**WRITTEN INSTRUCTION:** Copy each line of the material below that includes the string "structured".

(Collected data entries)
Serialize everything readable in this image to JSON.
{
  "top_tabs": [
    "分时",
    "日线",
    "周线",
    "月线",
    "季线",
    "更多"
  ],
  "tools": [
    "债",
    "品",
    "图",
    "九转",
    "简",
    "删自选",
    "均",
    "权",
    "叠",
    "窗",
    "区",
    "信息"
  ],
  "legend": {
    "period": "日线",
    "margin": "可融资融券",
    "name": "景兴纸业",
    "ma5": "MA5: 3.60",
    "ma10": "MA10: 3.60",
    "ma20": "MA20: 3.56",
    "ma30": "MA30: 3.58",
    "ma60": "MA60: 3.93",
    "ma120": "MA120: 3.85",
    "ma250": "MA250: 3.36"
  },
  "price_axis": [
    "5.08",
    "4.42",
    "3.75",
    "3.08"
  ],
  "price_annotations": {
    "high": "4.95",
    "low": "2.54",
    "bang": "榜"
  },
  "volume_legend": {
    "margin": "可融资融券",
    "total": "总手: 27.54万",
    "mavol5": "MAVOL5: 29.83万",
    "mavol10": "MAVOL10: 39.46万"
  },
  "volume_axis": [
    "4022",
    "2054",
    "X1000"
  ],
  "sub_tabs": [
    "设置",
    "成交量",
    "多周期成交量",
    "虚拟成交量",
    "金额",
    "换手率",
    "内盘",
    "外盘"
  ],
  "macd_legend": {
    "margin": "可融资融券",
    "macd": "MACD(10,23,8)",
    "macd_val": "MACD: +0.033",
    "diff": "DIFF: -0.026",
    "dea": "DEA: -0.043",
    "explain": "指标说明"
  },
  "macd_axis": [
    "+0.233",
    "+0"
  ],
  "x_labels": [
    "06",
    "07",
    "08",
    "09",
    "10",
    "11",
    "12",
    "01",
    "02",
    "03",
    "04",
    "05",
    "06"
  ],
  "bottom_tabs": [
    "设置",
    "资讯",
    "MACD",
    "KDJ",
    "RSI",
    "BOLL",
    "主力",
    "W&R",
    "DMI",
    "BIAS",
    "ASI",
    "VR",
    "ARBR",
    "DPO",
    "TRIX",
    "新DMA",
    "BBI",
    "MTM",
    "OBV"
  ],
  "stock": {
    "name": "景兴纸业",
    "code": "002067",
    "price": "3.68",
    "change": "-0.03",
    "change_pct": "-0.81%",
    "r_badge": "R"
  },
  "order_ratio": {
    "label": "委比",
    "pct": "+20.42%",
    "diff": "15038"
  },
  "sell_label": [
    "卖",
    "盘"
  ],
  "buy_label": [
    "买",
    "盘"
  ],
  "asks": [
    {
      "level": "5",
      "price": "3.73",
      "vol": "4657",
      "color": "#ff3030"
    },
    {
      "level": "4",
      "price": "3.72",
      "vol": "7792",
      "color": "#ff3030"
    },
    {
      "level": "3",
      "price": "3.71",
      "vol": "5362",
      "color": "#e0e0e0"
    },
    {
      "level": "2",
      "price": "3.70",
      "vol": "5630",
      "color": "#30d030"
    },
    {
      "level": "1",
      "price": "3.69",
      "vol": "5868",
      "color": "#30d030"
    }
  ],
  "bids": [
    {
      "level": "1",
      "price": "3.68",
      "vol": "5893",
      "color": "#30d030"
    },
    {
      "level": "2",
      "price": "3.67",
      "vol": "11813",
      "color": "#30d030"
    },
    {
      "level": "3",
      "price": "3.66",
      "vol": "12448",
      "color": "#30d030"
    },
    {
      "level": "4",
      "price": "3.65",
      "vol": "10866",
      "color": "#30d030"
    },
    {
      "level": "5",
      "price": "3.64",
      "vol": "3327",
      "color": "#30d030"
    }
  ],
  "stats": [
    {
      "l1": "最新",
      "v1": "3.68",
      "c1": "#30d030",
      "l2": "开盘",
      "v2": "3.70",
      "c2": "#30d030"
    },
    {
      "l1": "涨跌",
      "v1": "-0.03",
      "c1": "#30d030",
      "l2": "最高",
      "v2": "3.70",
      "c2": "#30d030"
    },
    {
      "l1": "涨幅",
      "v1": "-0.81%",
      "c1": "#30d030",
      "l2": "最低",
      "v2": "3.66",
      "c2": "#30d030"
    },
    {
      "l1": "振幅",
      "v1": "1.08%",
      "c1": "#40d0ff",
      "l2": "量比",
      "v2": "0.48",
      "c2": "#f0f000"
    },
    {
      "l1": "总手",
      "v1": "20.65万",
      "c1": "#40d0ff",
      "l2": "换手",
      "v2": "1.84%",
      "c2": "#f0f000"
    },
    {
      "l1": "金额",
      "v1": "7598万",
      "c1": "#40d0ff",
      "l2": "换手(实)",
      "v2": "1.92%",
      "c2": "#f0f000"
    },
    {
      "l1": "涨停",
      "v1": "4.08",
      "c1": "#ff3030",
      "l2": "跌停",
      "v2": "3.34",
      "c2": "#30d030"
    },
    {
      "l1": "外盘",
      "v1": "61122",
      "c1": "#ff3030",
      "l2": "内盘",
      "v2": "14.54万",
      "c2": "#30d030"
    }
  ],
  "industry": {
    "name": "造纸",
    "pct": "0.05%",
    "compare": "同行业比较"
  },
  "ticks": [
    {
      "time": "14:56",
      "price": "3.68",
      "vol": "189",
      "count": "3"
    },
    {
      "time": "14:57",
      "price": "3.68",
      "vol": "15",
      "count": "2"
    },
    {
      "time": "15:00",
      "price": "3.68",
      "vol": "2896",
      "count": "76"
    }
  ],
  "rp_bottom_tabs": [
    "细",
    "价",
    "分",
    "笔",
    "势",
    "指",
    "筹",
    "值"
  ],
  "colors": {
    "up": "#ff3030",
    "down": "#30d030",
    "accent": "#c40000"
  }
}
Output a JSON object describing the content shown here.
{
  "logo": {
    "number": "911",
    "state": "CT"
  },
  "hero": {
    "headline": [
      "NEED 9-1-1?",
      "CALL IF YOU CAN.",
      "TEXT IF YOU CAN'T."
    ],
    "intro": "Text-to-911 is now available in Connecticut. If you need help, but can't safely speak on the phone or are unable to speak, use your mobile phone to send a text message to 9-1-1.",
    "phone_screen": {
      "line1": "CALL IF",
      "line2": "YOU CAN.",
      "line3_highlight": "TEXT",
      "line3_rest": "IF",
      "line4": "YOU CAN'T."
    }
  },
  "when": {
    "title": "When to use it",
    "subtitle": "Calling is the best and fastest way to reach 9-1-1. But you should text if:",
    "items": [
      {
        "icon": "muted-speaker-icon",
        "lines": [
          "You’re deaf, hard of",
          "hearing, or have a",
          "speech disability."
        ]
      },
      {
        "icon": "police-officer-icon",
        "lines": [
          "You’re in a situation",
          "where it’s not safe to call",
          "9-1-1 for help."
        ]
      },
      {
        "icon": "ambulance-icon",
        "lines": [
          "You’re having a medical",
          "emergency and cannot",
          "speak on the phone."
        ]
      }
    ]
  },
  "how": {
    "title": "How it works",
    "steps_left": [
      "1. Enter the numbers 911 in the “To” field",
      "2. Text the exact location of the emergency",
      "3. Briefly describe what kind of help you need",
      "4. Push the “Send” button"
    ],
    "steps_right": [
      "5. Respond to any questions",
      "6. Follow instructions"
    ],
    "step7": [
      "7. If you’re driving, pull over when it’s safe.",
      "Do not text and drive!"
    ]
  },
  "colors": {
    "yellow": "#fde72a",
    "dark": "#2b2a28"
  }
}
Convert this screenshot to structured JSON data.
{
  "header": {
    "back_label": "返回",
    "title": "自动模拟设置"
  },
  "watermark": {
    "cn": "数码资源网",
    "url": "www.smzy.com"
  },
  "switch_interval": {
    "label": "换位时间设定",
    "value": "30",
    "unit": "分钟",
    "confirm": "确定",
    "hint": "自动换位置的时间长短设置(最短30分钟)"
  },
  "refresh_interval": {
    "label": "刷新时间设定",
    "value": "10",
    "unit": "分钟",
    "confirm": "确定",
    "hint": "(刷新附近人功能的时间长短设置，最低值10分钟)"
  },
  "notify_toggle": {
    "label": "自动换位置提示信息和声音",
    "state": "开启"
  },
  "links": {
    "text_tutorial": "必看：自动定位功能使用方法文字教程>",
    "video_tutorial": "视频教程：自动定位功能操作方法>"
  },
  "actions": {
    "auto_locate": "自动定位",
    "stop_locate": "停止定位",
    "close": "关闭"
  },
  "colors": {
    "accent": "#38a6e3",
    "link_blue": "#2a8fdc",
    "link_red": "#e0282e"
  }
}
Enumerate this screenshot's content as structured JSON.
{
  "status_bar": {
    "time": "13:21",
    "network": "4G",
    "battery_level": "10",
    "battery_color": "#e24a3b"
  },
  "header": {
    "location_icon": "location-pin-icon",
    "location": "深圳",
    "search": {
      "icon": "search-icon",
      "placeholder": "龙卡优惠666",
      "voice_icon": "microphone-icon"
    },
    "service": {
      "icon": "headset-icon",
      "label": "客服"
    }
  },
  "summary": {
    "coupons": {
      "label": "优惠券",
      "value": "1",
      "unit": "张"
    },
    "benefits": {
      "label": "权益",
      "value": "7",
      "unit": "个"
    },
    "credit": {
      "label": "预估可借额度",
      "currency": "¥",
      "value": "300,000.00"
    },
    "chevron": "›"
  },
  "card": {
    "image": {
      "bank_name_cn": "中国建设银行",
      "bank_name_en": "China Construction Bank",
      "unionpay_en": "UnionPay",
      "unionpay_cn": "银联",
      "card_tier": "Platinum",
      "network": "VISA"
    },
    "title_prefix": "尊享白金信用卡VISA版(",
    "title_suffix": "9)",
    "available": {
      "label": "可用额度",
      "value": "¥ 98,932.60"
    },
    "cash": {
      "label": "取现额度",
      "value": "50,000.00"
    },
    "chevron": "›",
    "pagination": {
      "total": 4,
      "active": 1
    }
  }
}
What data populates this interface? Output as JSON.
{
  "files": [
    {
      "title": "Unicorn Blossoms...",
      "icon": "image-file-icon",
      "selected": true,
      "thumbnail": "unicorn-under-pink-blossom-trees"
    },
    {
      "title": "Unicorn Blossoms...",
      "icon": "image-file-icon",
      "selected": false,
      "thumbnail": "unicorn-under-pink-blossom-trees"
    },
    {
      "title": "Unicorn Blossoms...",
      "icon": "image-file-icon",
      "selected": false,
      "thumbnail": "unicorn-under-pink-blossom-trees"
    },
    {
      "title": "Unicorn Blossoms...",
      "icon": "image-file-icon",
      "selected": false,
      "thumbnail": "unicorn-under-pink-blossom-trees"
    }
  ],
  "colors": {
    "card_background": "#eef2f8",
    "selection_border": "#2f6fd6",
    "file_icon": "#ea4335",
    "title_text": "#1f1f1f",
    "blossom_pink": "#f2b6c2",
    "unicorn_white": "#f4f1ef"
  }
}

**FINAL ANSWER:**
Convert this screenshot to structured JSON data.
Enumerate this screenshot's content as structured JSON.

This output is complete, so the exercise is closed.